**What is expected**
Leave out the pictures, then return the records word for word.

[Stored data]
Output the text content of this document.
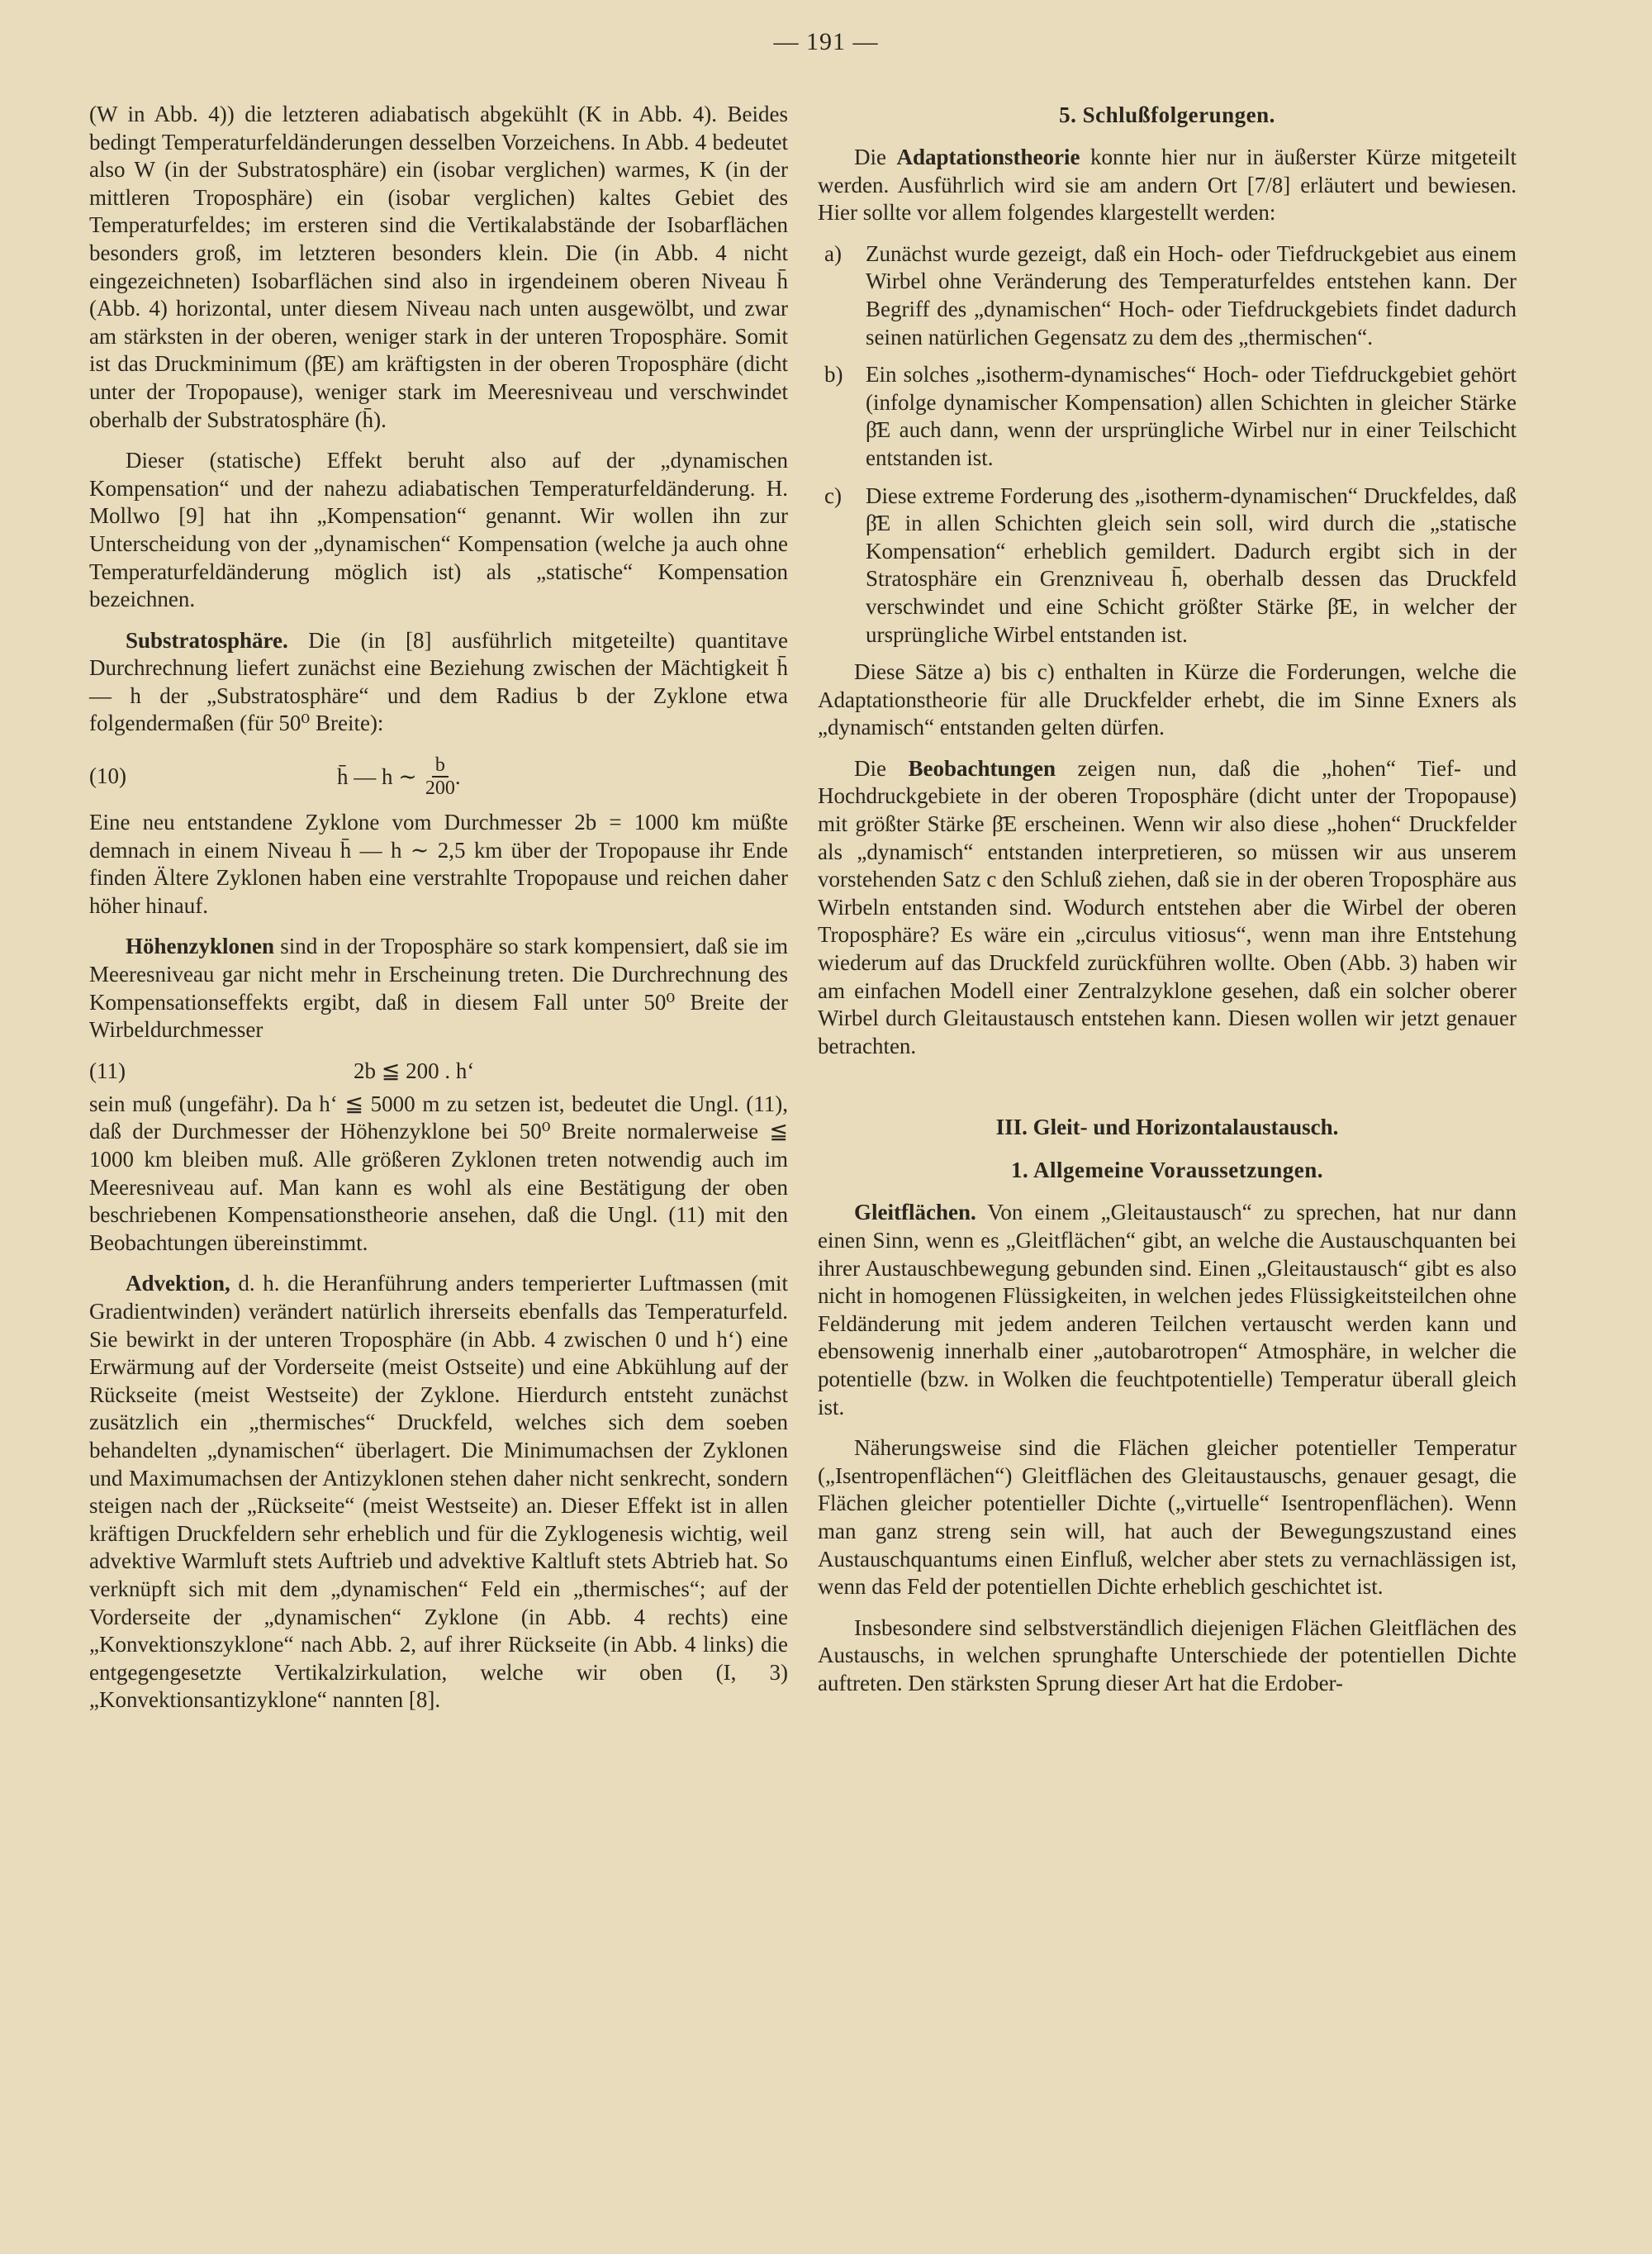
— 191 —

(W in Abb. 4)) die letzteren adiabatisch abgekühlt (K in Abb. 4). Beides bedingt Temperaturfeldänderungen desselben Vorzeichens. In Abb. 4 bedeutet also W (in der Substratosphäre) ein (isobar verglichen) warmes, K (in der mittleren Troposphäre) ein (isobar verglichen) kaltes Gebiet des Temperaturfeldes; im ersteren sind die Vertikalabstände der Isobarflächen besonders groß, im letzteren besonders klein. Die (in Abb. 4 nicht eingezeichneten) Isobarflächen sind also in irgendeinem oberen Niveau h̄ (Abb. 4) horizontal, unter diesem Niveau nach unten ausgewölbt, und zwar am stärksten in der oberen, weniger stark in der unteren Troposphäre. Somit ist das Druckminimum (β̄E) am kräftigsten in der oberen Troposphäre (dicht unter der Tropopause), weniger stark im Meeresniveau und verschwindet oberhalb der Substratosphäre (h̄).

Dieser (statische) Effekt beruht also auf der „dynamischen Kompensation“ und der nahezu adiabatischen Temperaturfeldänderung. H. Mollwo [9] hat ihn „Kompensation“ genannt. Wir wollen ihn zur Unterscheidung von der „dynamischen“ Kompensation (welche ja auch ohne Temperaturfeldänderung möglich ist) als „statische“ Kompensation bezeichnen.

Substratosphäre. Die (in [8] ausführlich mitgeteilte) quantitave Durchrechnung liefert zunächst eine Beziehung zwischen der Mächtigkeit h̄ — h der „Substratosphäre“ und dem Radius b der Zyklone etwa folgendermaßen (für 50⁰ Breite):

(10)	h̄ — h ∼ $\frac{b}{200}$ .

Eine neu entstandene Zyklone vom Durchmesser 2b = 1000 km müßte demnach in einem Niveau h̄ — h ∼ 2,5 km über der Tropopause ihr Ende finden Ältere Zyklonen haben eine verstrahlte Tropopause und reichen daher höher hinauf.

Höhenzyklonen sind in der Troposphäre so stark kompensiert, daß sie im Meeresniveau gar nicht mehr in Erscheinung treten. Die Durchrechnung des Kompensationseffekts ergibt, daß in diesem Fall unter 50⁰ Breite der Wirbeldurchmesser

(11)	2b ≦ 200 . h‘

sein muß (ungefähr). Da h‘ ≦ 5000 m zu setzen ist, bedeutet die Ungl. (11), daß der Durchmesser der Höhenzyklone bei 50⁰ Breite normalerweise ≦ 1000 km bleiben muß. Alle größeren Zyklonen treten notwendig auch im Meeresniveau auf. Man kann es wohl als eine Bestätigung der oben beschriebenen Kompensationstheorie ansehen, daß die Ungl. (11) mit den Beobachtungen übereinstimmt.

Advektion, d. h. die Heranführung anders temperierter Luftmassen (mit Gradientwinden) verändert natürlich ihrerseits ebenfalls das Temperaturfeld. Sie bewirkt in der unteren Troposphäre (in Abb. 4 zwischen 0 und h‘) eine Erwärmung auf der Vorderseite (meist Ostseite) und eine Abkühlung auf der Rückseite (meist Westseite) der Zyklone. Hierdurch entsteht zunächst zusätzlich ein „thermisches“ Druckfeld, welches sich dem soeben behandelten „dynamischen“ überlagert. Die Minimumachsen der Zyklonen und Maximumachsen der Antizyklonen stehen daher nicht senkrecht, sondern steigen nach der „Rückseite“ (meist Westseite) an. Dieser Effekt ist in allen kräftigen Druckfeldern sehr erheblich und für die Zyklogenesis wichtig, weil advektive Warmluft stets Auftrieb und advektive Kaltluft stets Abtrieb hat. So verknüpft sich mit dem „dynamischen“ Feld ein „thermisches“; auf der Vorderseite der „dynamischen“ Zyklone (in Abb. 4 rechts) eine „Konvektionszyklone“ nach Abb. 2, auf ihrer Rückseite (in Abb. 4 links) die entgegengesetzte Vertikalzirkulation, welche wir oben (I, 3) „Konvektionsantizyklone“ nannten [8].

5. Schlußfolgerungen.

Die Adaptationstheorie konnte hier nur in äußerster Kürze mitgeteilt werden. Ausführlich wird sie am andern Ort [7/8] erläutert und bewiesen. Hier sollte vor allem folgendes klargestellt werden:

a) Zunächst wurde gezeigt, daß ein Hoch- oder Tiefdruckgebiet aus einem Wirbel ohne Veränderung des Temperaturfeldes entstehen kann. Der Begriff des „dynamischen“ Hoch- oder Tiefdruckgebiets findet dadurch seinen natürlichen Gegensatz zu dem des „thermischen“.

b) Ein solches „isotherm-dynamisches“ Hoch- oder Tiefdruckgebiet gehört (infolge dynamischer Kompensation) allen Schichten in gleicher Stärke β̄E auch dann, wenn der ursprüngliche Wirbel nur in einer Teilschicht entstanden ist.

c) Diese extreme Forderung des „isotherm-dynamischen“ Druckfeldes, daß β̄E in allen Schichten gleich sein soll, wird durch die „statische Kompensation“ erheblich gemildert. Dadurch ergibt sich in der Stratosphäre ein Grenzniveau h̄, oberhalb dessen das Druckfeld verschwindet und eine Schicht größter Stärke β̄E, in welcher der ursprüngliche Wirbel entstanden ist.

Diese Sätze a) bis c) enthalten in Kürze die Forderungen, welche die Adaptationstheorie für alle Druckfelder erhebt, die im Sinne Exners als „dynamisch“ entstanden gelten dürfen.

Die Beobachtungen zeigen nun, daß die „hohen“ Tief- und Hochdruckgebiete in der oberen Troposphäre (dicht unter der Tropopause) mit größter Stärke β̄E erscheinen. Wenn wir also diese „hohen“ Druckfelder als „dynamisch“ entstanden interpretieren, so müssen wir aus unserem vorstehenden Satz c den Schluß ziehen, daß sie in der oberen Troposphäre aus Wirbeln entstanden sind. Wodurch entstehen aber die Wirbel der oberen Troposphäre? Es wäre ein „circulus vitiosus“, wenn man ihre Entstehung wiederum auf das Druckfeld zurückführen wollte. Oben (Abb. 3) haben wir am einfachen Modell einer Zentralzyklone gesehen, daß ein solcher oberer Wirbel durch Gleitaustausch entstehen kann. Diesen wollen wir jetzt genauer betrachten.

III. Gleit- und Horizontalaustausch.
1. Allgemeine Voraussetzungen.

Gleitflächen. Von einem „Gleitaustausch“ zu sprechen, hat nur dann einen Sinn, wenn es „Gleitflächen“ gibt, an welche die Austauschquanten bei ihrer Austauschbewegung gebunden sind. Einen „Gleitaustausch“ gibt es also nicht in homogenen Flüssigkeiten, in welchen jedes Flüssigkeitsteilchen ohne Feldänderung mit jedem anderen Teilchen vertauscht werden kann und ebensowenig innerhalb einer „autobarotropen“ Atmosphäre, in welcher die potentielle (bzw. in Wolken die feuchtpotentielle) Temperatur überall gleich ist.

Näherungsweise sind die Flächen gleicher potentieller Temperatur („Isentropenflächen“) Gleitflächen des Gleitaustauschs, genauer gesagt, die Flächen gleicher potentieller Dichte („virtuelle“ Isentropenflächen). Wenn man ganz streng sein will, hat auch der Bewegungszustand eines Austauschquantums einen Einfluß, welcher aber stets zu vernachlässigen ist, wenn das Feld der potentiellen Dichte erheblich geschichtet ist.

Insbesondere sind selbstverständlich diejenigen Flächen Gleitflächen des Austauschs, in welchen sprunghafte Unterschiede der potentiellen Dichte auftreten. Den stärksten Sprung dieser Art hat die Erdober-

**Your response**
Output the text content of this document.
— 191 —

(W in Abb. 4)) die letzteren adiabatisch abgekühlt (K in Abb. 4). Beides bedingt Temperaturfeldänderungen desselben Vorzeichens. In Abb. 4 bedeutet also W (in der Substratosphäre) ein (isobar verglichen) warmes, K (in der mittleren Troposphäre) ein (isobar verglichen) kaltes Gebiet des Temperaturfeldes; im ersteren sind die Vertikalabstände der Isobarflächen besonders groß, im letzteren besonders klein. Die (in Abb. 4 nicht eingezeichneten) Isobarflächen sind also in irgendeinem oberen Niveau h̄ (Abb. 4) horizontal, unter diesem Niveau nach unten ausgewölbt, und zwar am stärksten in der oberen, weniger stark in der unteren Troposphäre. Somit ist das Druckminimum (β̄E) am kräftigsten in der oberen Troposphäre (dicht unter der Tropopause), weniger stark im Meeresniveau und verschwindet oberhalb der Substratosphäre (h̄).

Dieser (statische) Effekt beruht also auf der „dynamischen Kompensation“ und der nahezu adiabatischen Temperaturfeldänderung. H. Mollwo [9] hat ihn „Kompensation“ genannt. Wir wollen ihn zur Unterscheidung von der „dynamischen“ Kompensation (welche ja auch ohne Temperaturfeldänderung möglich ist) als „statische“ Kompensation bezeichnen.

Substratosphäre. Die (in [8] ausführlich mitgeteilte) quantitave Durchrechnung liefert zunächst eine Beziehung zwischen der Mächtigkeit h̄ — h der „Substratosphäre“ und dem Radius b der Zyklone etwa folgendermaßen (für 50⁰ Breite):

(10)	h̄ — h ∼ $\frac{b}{200}$ .

Eine neu entstandene Zyklone vom Durchmesser 2b = 1000 km müßte demnach in einem Niveau h̄ — h ∼ 2,5 km über der Tropopause ihr Ende finden Ältere Zyklonen haben eine verstrahlte Tropopause und reichen daher höher hinauf.

Höhenzyklonen sind in der Troposphäre so stark kompensiert, daß sie im Meeresniveau gar nicht mehr in Erscheinung treten. Die Durchrechnung des Kompensationseffekts ergibt, daß in diesem Fall unter 50⁰ Breite der Wirbeldurchmesser

(11)	2b ≦ 200 . h‘

sein muß (ungefähr). Da h‘ ≦ 5000 m zu setzen ist, bedeutet die Ungl. (11), daß der Durchmesser der Höhenzyklone bei 50⁰ Breite normalerweise ≦ 1000 km bleiben muß. Alle größeren Zyklonen treten notwendig auch im Meeresniveau auf. Man kann es wohl als eine Bestätigung der oben beschriebenen Kompensationstheorie ansehen, daß die Ungl. (11) mit den Beobachtungen übereinstimmt.

Advektion, d. h. die Heranführung anders temperierter Luftmassen (mit Gradientwinden) verändert natürlich ihrerseits ebenfalls das Temperaturfeld. Sie bewirkt in der unteren Troposphäre (in Abb. 4 zwischen 0 und h‘) eine Erwärmung auf der Vorderseite (meist Ostseite) und eine Abkühlung auf der Rückseite (meist Westseite) der Zyklone. Hierdurch entsteht zunächst zusätzlich ein „thermisches“ Druckfeld, welches sich dem soeben behandelten „dynamischen“ überlagert. Die Minimumachsen der Zyklonen und Maximumachsen der Antizyklonen stehen daher nicht senkrecht, sondern steigen nach der „Rückseite“ (meist Westseite) an. Dieser Effekt ist in allen kräftigen Druckfeldern sehr erheblich und für die Zyklogenesis wichtig, weil advektive Warmluft stets Auftrieb und advektive Kaltluft stets Abtrieb hat. So verknüpft sich mit dem „dynamischen“ Feld ein „thermisches“; auf der Vorderseite der „dynamischen“ Zyklone (in Abb. 4 rechts) eine „Konvektionszyklone“ nach Abb. 2, auf ihrer Rückseite (in Abb. 4 links) die entgegengesetzte Vertikalzirkulation, welche wir oben (I, 3) „Konvektionsantizyklone“ nannten [8].

5. Schlußfolgerungen.

Die Adaptationstheorie konnte hier nur in äußerster Kürze mitgeteilt werden. Ausführlich wird sie am andern Ort [7/8] erläutert und bewiesen. Hier sollte vor allem folgendes klargestellt werden:

a) Zunächst wurde gezeigt, daß ein Hoch- oder Tiefdruckgebiet aus einem Wirbel ohne Veränderung des Temperaturfeldes entstehen kann. Der Begriff des „dynamischen“ Hoch- oder Tiefdruckgebiets findet dadurch seinen natürlichen Gegensatz zu dem des „thermischen“.

b) Ein solches „isotherm-dynamisches“ Hoch- oder Tiefdruckgebiet gehört (infolge dynamischer Kompensation) allen Schichten in gleicher Stärke β̄E auch dann, wenn der ursprüngliche Wirbel nur in einer Teilschicht entstanden ist.

c) Diese extreme Forderung des „isotherm-dynamischen“ Druckfeldes, daß β̄E in allen Schichten gleich sein soll, wird durch die „statische Kompensation“ erheblich gemildert. Dadurch ergibt sich in der Stratosphäre ein Grenzniveau h̄, oberhalb dessen das Druckfeld verschwindet und eine Schicht größter Stärke β̄E, in welcher der ursprüngliche Wirbel entstanden ist.

Diese Sätze a) bis c) enthalten in Kürze die Forderungen, welche die Adaptationstheorie für alle Druckfelder erhebt, die im Sinne Exners als „dynamisch“ entstanden gelten dürfen.

Die Beobachtungen zeigen nun, daß die „hohen“ Tief- und Hochdruckgebiete in der oberen Troposphäre (dicht unter der Tropopause) mit größter Stärke β̄E erscheinen. Wenn wir also diese „hohen“ Druckfelder als „dynamisch“ entstanden interpretieren, so müssen wir aus unserem vorstehenden Satz c den Schluß ziehen, daß sie in der oberen Troposphäre aus Wirbeln entstanden sind. Wodurch entstehen aber die Wirbel der oberen Troposphäre? Es wäre ein „circulus vitiosus“, wenn man ihre Entstehung wiederum auf das Druckfeld zurückführen wollte. Oben (Abb. 3) haben wir am einfachen Modell einer Zentralzyklone gesehen, daß ein solcher oberer Wirbel durch Gleitaustausch entstehen kann. Diesen wollen wir jetzt genauer betrachten.

III. Gleit- und Horizontalaustausch.
1. Allgemeine Voraussetzungen.

Gleitflächen. Von einem „Gleitaustausch“ zu sprechen, hat nur dann einen Sinn, wenn es „Gleitflächen“ gibt, an welche die Austauschquanten bei ihrer Austauschbewegung gebunden sind. Einen „Gleitaustausch“ gibt es also nicht in homogenen Flüssigkeiten, in welchen jedes Flüssigkeitsteilchen ohne Feldänderung mit jedem anderen Teilchen vertauscht werden kann und ebensowenig innerhalb einer „autobarotropen“ Atmosphäre, in welcher die potentielle (bzw. in Wolken die feuchtpotentielle) Temperatur überall gleich ist.

Näherungsweise sind die Flächen gleicher potentieller Temperatur („Isentropenflächen“) Gleitflächen des Gleitaustauschs, genauer gesagt, die Flächen gleicher potentieller Dichte („virtuelle“ Isentropenflächen). Wenn man ganz streng sein will, hat auch der Bewegungszustand eines Austauschquantums einen Einfluß, welcher aber stets zu vernachlässigen ist, wenn das Feld der potentiellen Dichte erheblich geschichtet ist.

Insbesondere sind selbstverständlich diejenigen Flächen Gleitflächen des Austauschs, in welchen sprunghafte Unterschiede der potentiellen Dichte auftreten. Den stärksten Sprung dieser Art hat die Erdober-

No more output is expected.